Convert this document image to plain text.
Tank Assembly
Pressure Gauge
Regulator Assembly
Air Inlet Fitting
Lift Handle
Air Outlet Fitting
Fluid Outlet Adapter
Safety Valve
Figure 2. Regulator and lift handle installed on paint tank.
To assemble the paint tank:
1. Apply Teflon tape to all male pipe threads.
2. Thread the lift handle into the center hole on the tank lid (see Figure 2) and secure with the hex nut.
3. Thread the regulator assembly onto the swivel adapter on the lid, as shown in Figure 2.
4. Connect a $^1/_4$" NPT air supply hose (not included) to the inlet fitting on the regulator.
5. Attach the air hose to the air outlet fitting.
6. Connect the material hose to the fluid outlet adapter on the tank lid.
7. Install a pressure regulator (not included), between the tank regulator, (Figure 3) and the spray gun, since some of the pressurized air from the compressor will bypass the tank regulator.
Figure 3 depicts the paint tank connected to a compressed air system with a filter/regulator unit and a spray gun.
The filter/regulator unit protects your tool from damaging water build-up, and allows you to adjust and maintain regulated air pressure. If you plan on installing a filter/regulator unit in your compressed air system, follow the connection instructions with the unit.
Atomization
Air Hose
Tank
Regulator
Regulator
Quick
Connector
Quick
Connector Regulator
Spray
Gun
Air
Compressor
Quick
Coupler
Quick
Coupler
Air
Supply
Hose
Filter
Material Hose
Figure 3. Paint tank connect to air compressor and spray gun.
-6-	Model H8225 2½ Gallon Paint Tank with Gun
==
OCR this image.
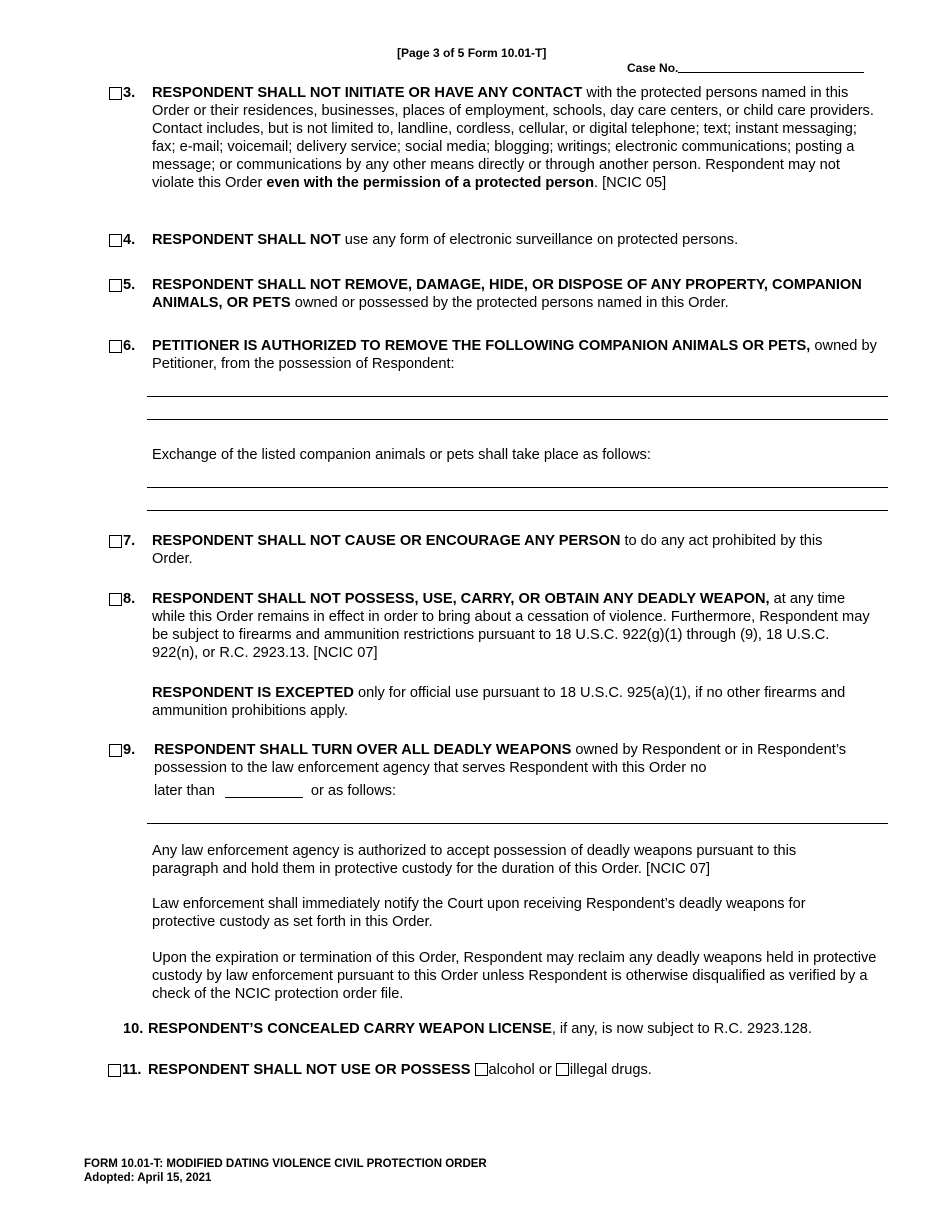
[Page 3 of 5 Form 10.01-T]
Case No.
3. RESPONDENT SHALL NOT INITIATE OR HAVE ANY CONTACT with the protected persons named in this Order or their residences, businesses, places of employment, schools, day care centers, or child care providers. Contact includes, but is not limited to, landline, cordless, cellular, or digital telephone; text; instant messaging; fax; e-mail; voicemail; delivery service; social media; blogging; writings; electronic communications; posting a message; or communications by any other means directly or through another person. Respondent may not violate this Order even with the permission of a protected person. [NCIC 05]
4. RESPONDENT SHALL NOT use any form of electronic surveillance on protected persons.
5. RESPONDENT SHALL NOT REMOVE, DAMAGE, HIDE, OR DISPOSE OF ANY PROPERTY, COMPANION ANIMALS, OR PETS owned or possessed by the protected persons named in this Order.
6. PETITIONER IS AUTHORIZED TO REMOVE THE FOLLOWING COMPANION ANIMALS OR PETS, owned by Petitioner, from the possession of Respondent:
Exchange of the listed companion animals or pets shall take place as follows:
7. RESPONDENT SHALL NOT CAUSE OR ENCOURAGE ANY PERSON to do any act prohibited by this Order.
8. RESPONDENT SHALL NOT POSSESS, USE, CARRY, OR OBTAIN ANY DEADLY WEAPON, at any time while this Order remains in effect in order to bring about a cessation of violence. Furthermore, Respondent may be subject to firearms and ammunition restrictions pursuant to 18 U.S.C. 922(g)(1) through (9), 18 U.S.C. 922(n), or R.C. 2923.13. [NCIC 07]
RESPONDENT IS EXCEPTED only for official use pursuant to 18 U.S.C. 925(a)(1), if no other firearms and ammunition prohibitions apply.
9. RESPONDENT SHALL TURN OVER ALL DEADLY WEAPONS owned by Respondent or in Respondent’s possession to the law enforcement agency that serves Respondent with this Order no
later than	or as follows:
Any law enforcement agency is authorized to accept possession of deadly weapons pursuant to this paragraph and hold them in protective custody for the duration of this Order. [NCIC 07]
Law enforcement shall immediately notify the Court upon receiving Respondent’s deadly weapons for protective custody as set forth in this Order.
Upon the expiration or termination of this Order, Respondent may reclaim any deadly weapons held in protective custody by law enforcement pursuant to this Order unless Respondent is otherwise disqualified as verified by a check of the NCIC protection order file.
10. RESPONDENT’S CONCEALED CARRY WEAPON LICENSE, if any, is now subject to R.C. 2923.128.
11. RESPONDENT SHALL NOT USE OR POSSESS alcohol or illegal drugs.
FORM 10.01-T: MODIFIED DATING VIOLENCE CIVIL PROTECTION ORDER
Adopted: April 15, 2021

### Problem description:
Report only how many lines in the listing contain the string "image".

### Finished exercise:
2